Dataset items:
----------
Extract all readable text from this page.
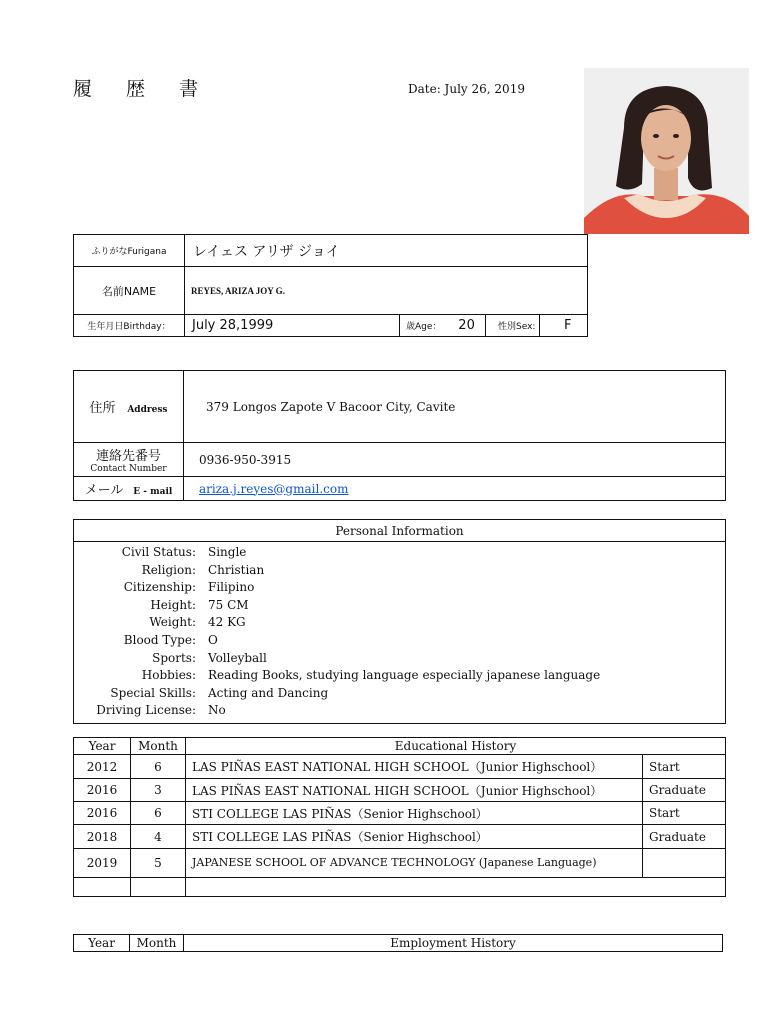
履 歴 書	Date: July 26, 2019
ふりがなFurigana	レイェス アリザ ジョイ			
名前NAME	REYES, ARIZA JOY G.			
生年月日Birthday：	July 28,1999	歳Age： 20	性別Sex:	F
住所 Address	379 Longos Zapote V Bacoor City, Cavite

連絡先番号
Contact Number	0936-950-3915
メール E - mail	ariza.j.reyes@gmail.com
Personal Information

Civil Status:	Single
Religion:	Christian
Citizenship:	Filipino
Height:	75 CM
Weight:	42 KG
Blood Type:	O
Sports:	Volleyball
Hobbies:	Reading Books, studying language especially japanese language
Special Skills:	Acting and Dancing
Driving License:	No
Year	Month	Educational History	
2012	6	LAS PIÑAS EAST NATIONAL HIGH SCHOOL（Junior Highschool）	Start
2016	3	LAS PIÑAS EAST NATIONAL HIGH SCHOOL（Junior Highschool）	Graduate
2016	6	STI COLLEGE LAS PIÑAS（Senior Highschool）	Start
2018	4	STI COLLEGE LAS PIÑAS（Senior Highschool）	Graduate
2019	5	JAPANESE SCHOOL OF ADVANCE TECHNOLOGY (Japanese Language)	

Year	Month	Employment History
----------
*INSTRUCTION*
Select every line of the records holding the string "Highschool".

*ANSWER TO THIS PROBLEM*
2012	6	LAS PIÑAS EAST NATIONAL HIGH SCHOOL（Junior Highschool）	Start
2016	3	LAS PIÑAS EAST NATIONAL HIGH SCHOOL（Junior Highschool）	Graduate
2016	6	STI COLLEGE LAS PIÑAS（Senior Highschool）	Start
2018	4	STI COLLEGE LAS PIÑAS（Senior Highschool）	Graduate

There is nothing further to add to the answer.